REQUIREMENT:
Search the material for the string "votes" and copy each line where it occurs.

DATASET ENTRIES:
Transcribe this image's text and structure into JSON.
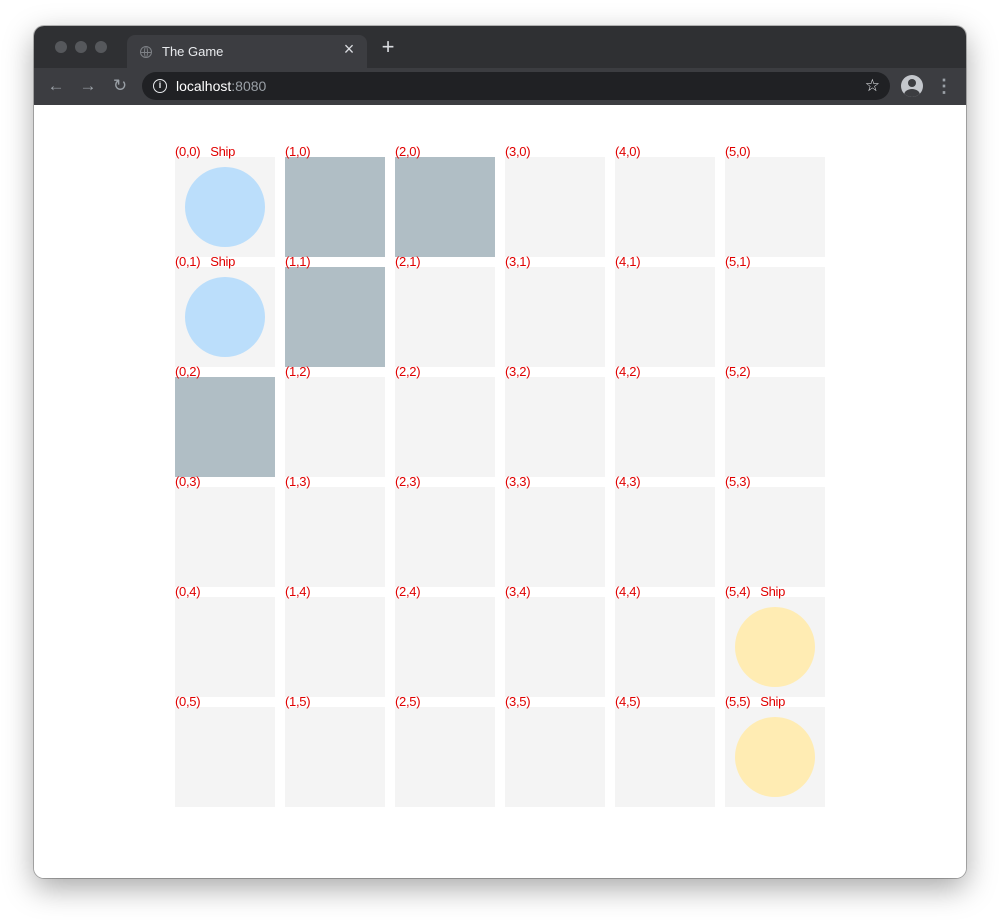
{
  "browser": {
    "tab_title": "The Game",
    "close_icon": "close-icon",
    "new_tab_icon": "plus-icon",
    "url_host": "localhost",
    "url_port": ":8080",
    "icons": [
      "back-arrow-icon",
      "forward-arrow-icon",
      "reload-icon",
      "info-icon",
      "star-icon",
      "profile-icon",
      "menu-icon"
    ],
    "back_glyph": "←",
    "forward_glyph": "→",
    "reload_glyph": "↻"
  },
  "board": {
    "columns": 6,
    "rows": 6,
    "ship_label": "Ship",
    "colors": {
      "empty": "#f4f4f4",
      "wall": "#b0bec5",
      "blue_ship": "#bbdefb",
      "yellow_ship": "#ffecb3",
      "label": "#e00000"
    },
    "cells": [
      {
        "label": "(0,0)",
        "col": 0,
        "row": 0,
        "type": "ship",
        "ship": "blue"
      },
      {
        "label": "(1,0)",
        "col": 1,
        "row": 0,
        "type": "wall"
      },
      {
        "label": "(2,0)",
        "col": 2,
        "row": 0,
        "type": "wall"
      },
      {
        "label": "(3,0)",
        "col": 3,
        "row": 0,
        "type": "empty"
      },
      {
        "label": "(4,0)",
        "col": 4,
        "row": 0,
        "type": "empty"
      },
      {
        "label": "(5,0)",
        "col": 5,
        "row": 0,
        "type": "empty"
      },
      {
        "label": "(0,1)",
        "col": 0,
        "row": 1,
        "type": "ship",
        "ship": "blue"
      },
      {
        "label": "(1,1)",
        "col": 1,
        "row": 1,
        "type": "wall"
      },
      {
        "label": "(2,1)",
        "col": 2,
        "row": 1,
        "type": "empty"
      },
      {
        "label": "(3,1)",
        "col": 3,
        "row": 1,
        "type": "empty"
      },
      {
        "label": "(4,1)",
        "col": 4,
        "row": 1,
        "type": "empty"
      },
      {
        "label": "(5,1)",
        "col": 5,
        "row": 1,
        "type": "empty"
      },
      {
        "label": "(0,2)",
        "col": 0,
        "row": 2,
        "type": "wall"
      },
      {
        "label": "(1,2)",
        "col": 1,
        "row": 2,
        "type": "empty"
      },
      {
        "label": "(2,2)",
        "col": 2,
        "row": 2,
        "type": "empty"
      },
      {
        "label": "(3,2)",
        "col": 3,
        "row": 2,
        "type": "empty"
      },
      {
        "label": "(4,2)",
        "col": 4,
        "row": 2,
        "type": "empty"
      },
      {
        "label": "(5,2)",
        "col": 5,
        "row": 2,
        "type": "empty"
      },
      {
        "label": "(0,3)",
        "col": 0,
        "row": 3,
        "type": "empty"
      },
      {
        "label": "(1,3)",
        "col": 1,
        "row": 3,
        "type": "empty"
      },
      {
        "label": "(2,3)",
        "col": 2,
        "row": 3,
        "type": "empty"
      },
      {
        "label": "(3,3)",
        "col": 3,
        "row": 3,
        "type": "empty"
      },
      {
        "label": "(4,3)",
        "col": 4,
        "row": 3,
        "type": "empty"
      },
      {
        "label": "(5,3)",
        "col": 5,
        "row": 3,
        "type": "empty"
      },
      {
        "label": "(0,4)",
        "col": 0,
        "row": 4,
        "type": "empty"
      },
      {
        "label": "(1,4)",
        "col": 1,
        "row": 4,
        "type": "empty"
      },
      {
        "label": "(2,4)",
        "col": 2,
        "row": 4,
        "type": "empty"
      },
      {
        "label": "(3,4)",
        "col": 3,
        "row": 4,
        "type": "empty"
      },
      {
        "label": "(4,4)",
        "col": 4,
        "row": 4,
        "type": "empty"
      },
      {
        "label": "(5,4)",
        "col": 5,
        "row": 4,
        "type": "ship",
        "ship": "yellow"
      },
      {
        "label": "(0,5)",
        "col": 0,
        "row": 5,
        "type": "empty"
      },
      {
        "label": "(1,5)",
        "col": 1,
        "row": 5,
        "type": "empty"
      },
      {
        "label": "(2,5)",
        "col": 2,
        "row": 5,
        "type": "empty"
      },
      {
        "label": "(3,5)",
        "col": 3,
        "row": 5,
        "type": "empty"
      },
      {
        "label": "(4,5)",
        "col": 4,
        "row": 5,
        "type": "empty"
      },
      {
        "label": "(5,5)",
        "col": 5,
        "row": 5,
        "type": "ship",
        "ship": "yellow"
      }
    ]
  }
}
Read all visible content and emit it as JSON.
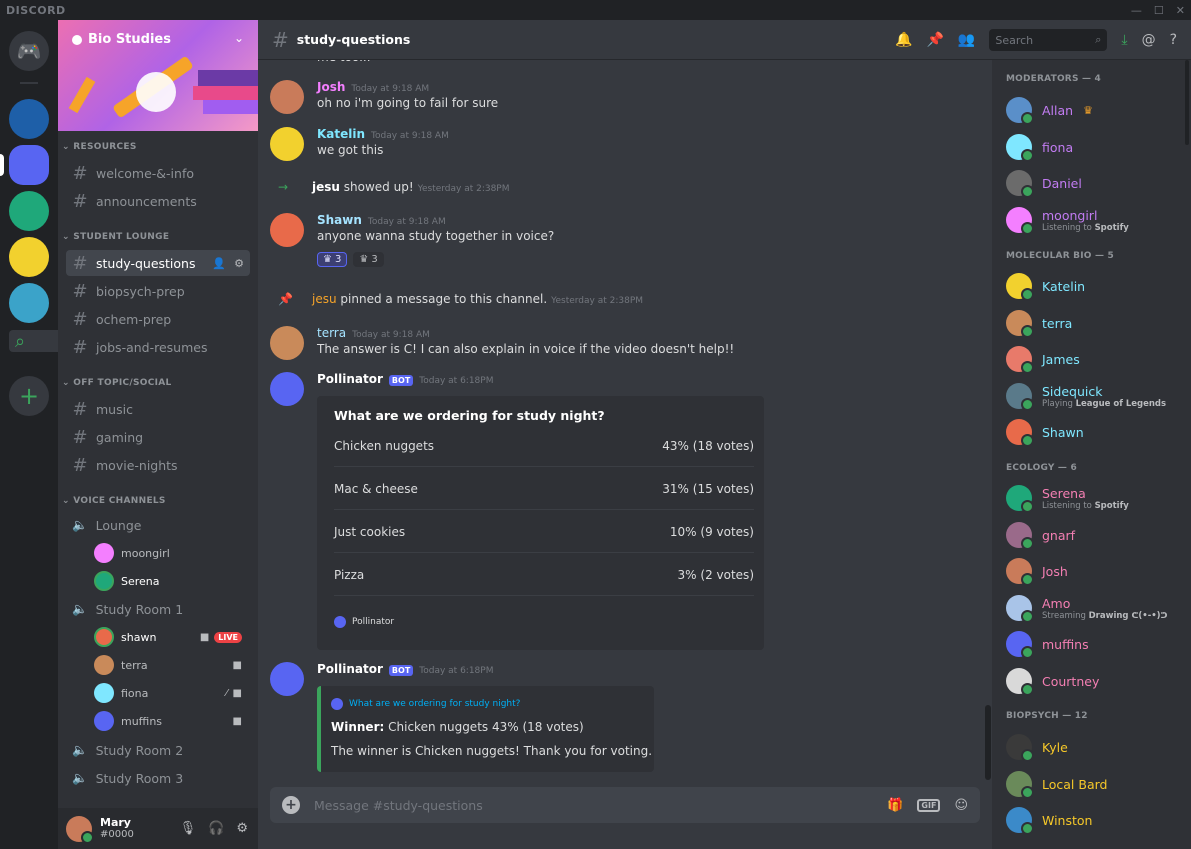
{
  "window": {
    "brand": "DISCORD"
  },
  "server": {
    "name": "Bio Studies"
  },
  "sidebar": {
    "categories": [
      "RESOURCES",
      "STUDENT LOUNGE",
      "OFF TOPIC/SOCIAL",
      "VOICE CHANNELS"
    ],
    "resources": [
      "welcome-&-info",
      "announcements"
    ],
    "lounge": [
      "study-questions",
      "biopsych-prep",
      "ochem-prep",
      "jobs-and-resumes"
    ],
    "offtopic": [
      "music",
      "gaming",
      "movie-nights"
    ],
    "voice": {
      "lounge": {
        "name": "Lounge",
        "users": [
          "moongirl",
          "Serena"
        ]
      },
      "room1": {
        "name": "Study Room 1",
        "users": [
          "shawn",
          "terra",
          "fiona",
          "muffins"
        ]
      },
      "room2": "Study Room 2",
      "room3": "Study Room 3"
    },
    "live_label": "LIVE"
  },
  "user": {
    "name": "Mary",
    "tag": "#0000"
  },
  "header": {
    "channel": "study-questions",
    "search_placeholder": "Search"
  },
  "messages": {
    "partial": "me too...",
    "m1": {
      "author": "Josh",
      "color": "#f47fff",
      "time": "Today at 9:18 AM",
      "text": "oh no i'm going to fail for sure"
    },
    "m2": {
      "author": "Katelin",
      "color": "#7fe7ff",
      "time": "Today at 9:18 AM",
      "text": "we got this"
    },
    "sys1": {
      "author": "jesu",
      "text": "showed up!",
      "time": "Yesterday at 2:38PM"
    },
    "m3": {
      "author": "Shawn",
      "color": "#a5e3ff",
      "time": "Today at 9:18 AM",
      "text": "anyone wanna study together in voice?",
      "reactions": [
        "3",
        "3"
      ]
    },
    "sys2": {
      "author": "jesu",
      "text": "pinned a message to this channel.",
      "time": "Yesterday at 2:38PM"
    },
    "m4": {
      "author": "terra",
      "color": "#a5e3ff",
      "time": "Today at 9:18 AM",
      "text": "The answer is C! I can also explain in voice if the video doesn't help!!"
    },
    "poll": {
      "author": "Pollinator",
      "badge": "BOT",
      "time": "Today at 6:18PM",
      "question": "What are we ordering for study night?",
      "options": [
        {
          "label": "Chicken nuggets",
          "result": "43% (18 votes)"
        },
        {
          "label": "Mac & cheese",
          "result": "31% (15 votes)"
        },
        {
          "label": "Just cookies",
          "result": "10% (9 votes)"
        },
        {
          "label": "Pizza",
          "result": "3% (2 votes)"
        }
      ],
      "footer": "Pollinator"
    },
    "result": {
      "author": "Pollinator",
      "badge": "BOT",
      "time": "Today at 6:18PM",
      "link": "What are we ordering for study night?",
      "winner_label": "Winner:",
      "winner_text": "Chicken nuggets 43% (18 votes)",
      "thanks": "The winner is Chicken nuggets! Thank you for voting."
    }
  },
  "composer": {
    "placeholder": "Message #study-questions",
    "gif": "GIF"
  },
  "members": {
    "moderators": {
      "title": "MODERATORS — 4",
      "list": [
        "Allan",
        "fiona",
        "Daniel",
        "moongirl"
      ],
      "moongirl_sub": "Listening to",
      "moongirl_sub_b": "Spotify"
    },
    "molecular": {
      "title": "MOLECULAR BIO — 5",
      "list": [
        "Katelin",
        "terra",
        "James",
        "Sidequick",
        "Shawn"
      ],
      "sidequick_sub": "Playing",
      "sidequick_sub_b": "League of Legends"
    },
    "ecology": {
      "title": "ECOLOGY — 6",
      "list": [
        "Serena",
        "gnarf",
        "Josh",
        "Amo",
        "muffins",
        "Courtney"
      ],
      "serena_sub": "Listening to",
      "serena_sub_b": "Spotify",
      "amo_sub": "Streaming",
      "amo_sub_b": "Drawing ᕦ(•-•)ᕤ"
    },
    "biopsych": {
      "title": "BIOPSYCH — 12",
      "list": [
        "Kyle",
        "Local Bard",
        "Winston"
      ]
    }
  }
}
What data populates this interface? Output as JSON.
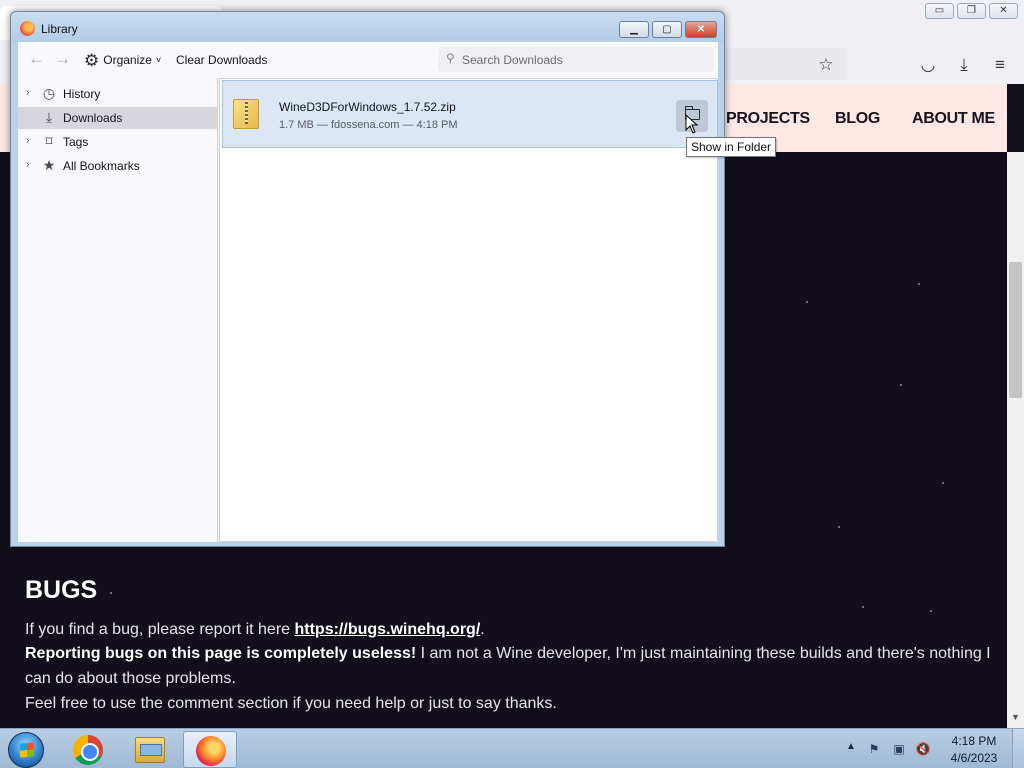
{
  "browser": {
    "site_nav": [
      "PROJECTS",
      "BLOG",
      "ABOUT ME"
    ],
    "win_controls": {
      "minimize": "▭",
      "restore": "❐",
      "close": "✕"
    },
    "toolbar_icons": [
      "bookmark-star-icon",
      "pocket-icon",
      "downloads-icon",
      "menu-icon"
    ]
  },
  "page": {
    "heading": "BUGS",
    "line1_pre": "If you find a bug, please report it here ",
    "line1_link": "https://bugs.winehq.org/",
    "line1_post": ".",
    "line2_bold": "Reporting bugs on this page is completely useless!",
    "line2_rest": " I am not a Wine developer, I'm just maintaining these builds and there's nothing I",
    "line3": "can do about those problems.",
    "line4": "Feel free to use the comment section if you need help or just to say thanks."
  },
  "library": {
    "title": "Library",
    "controls": {
      "minimize": "▁",
      "maximize": "▢",
      "close": "✕"
    },
    "toolbar": {
      "back_icon": "←",
      "forward_icon": "→",
      "organize_label": "Organize",
      "organize_chevron": "˅",
      "clear_label": "Clear Downloads",
      "search_placeholder": "Search Downloads"
    },
    "sidebar": [
      {
        "label": "History",
        "icon": "clock-icon",
        "glyph": "◷",
        "twisty": "›",
        "selected": false
      },
      {
        "label": "Downloads",
        "icon": "download-icon",
        "glyph": "⤓",
        "twisty": "",
        "selected": true
      },
      {
        "label": "Tags",
        "icon": "tag-icon",
        "glyph": "⌑",
        "twisty": "›",
        "selected": false
      },
      {
        "label": "All Bookmarks",
        "icon": "star-icon",
        "glyph": "★",
        "twisty": "›",
        "selected": false
      }
    ],
    "downloads": [
      {
        "filename": "WineD3DForWindows_1.7.52.zip",
        "meta": "1.7 MB — fdossena.com — 4:18 PM"
      }
    ],
    "tooltip": "Show in Folder"
  },
  "taskbar": {
    "apps": [
      {
        "name": "chrome",
        "active": false
      },
      {
        "name": "explorer",
        "active": false
      },
      {
        "name": "firefox",
        "active": true
      }
    ],
    "tray_arrow": "▲",
    "clock_time": "4:18 PM",
    "clock_date": "4/6/2023"
  }
}
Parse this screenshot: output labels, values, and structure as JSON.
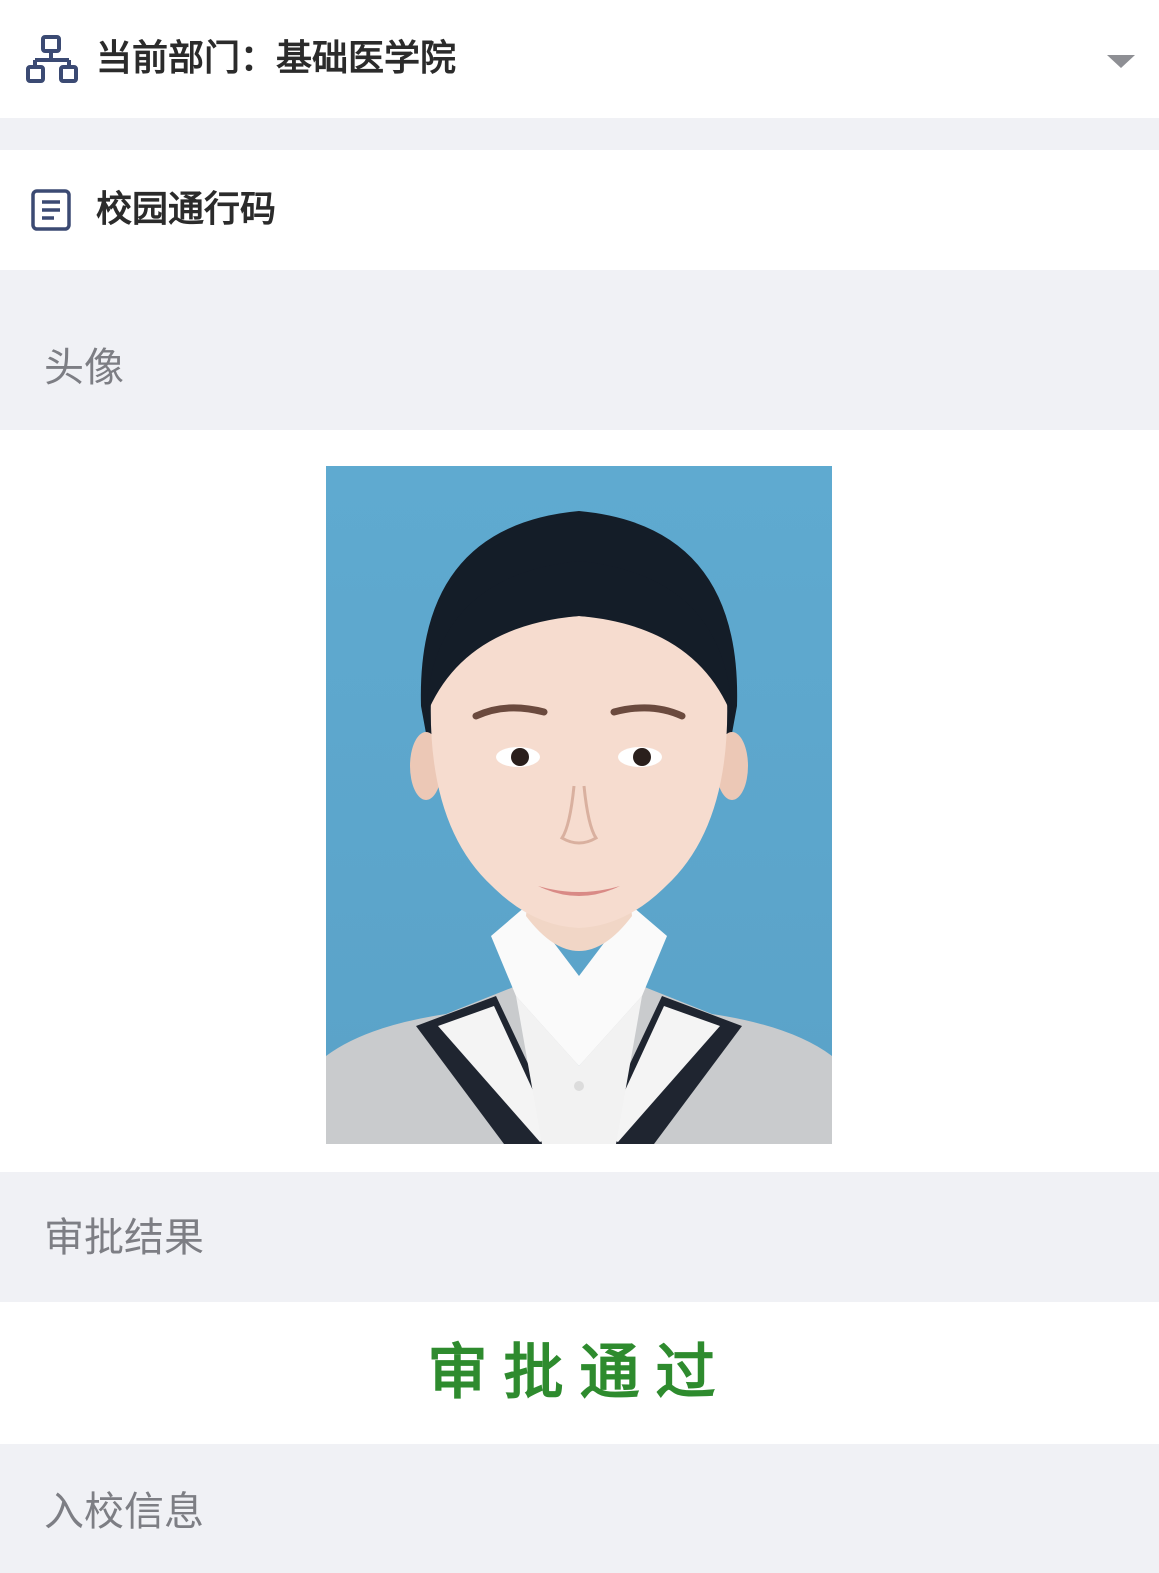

OUTPUT OF THE EXERCISE:
          "result": "43% (18 votes)"
          "result": "31% (15 votes)"
          "result": "10% (9 votes)"
          "result": "3% (2 votes)"
      "winner_text": "Chicken nuggets 43% (18 votes)",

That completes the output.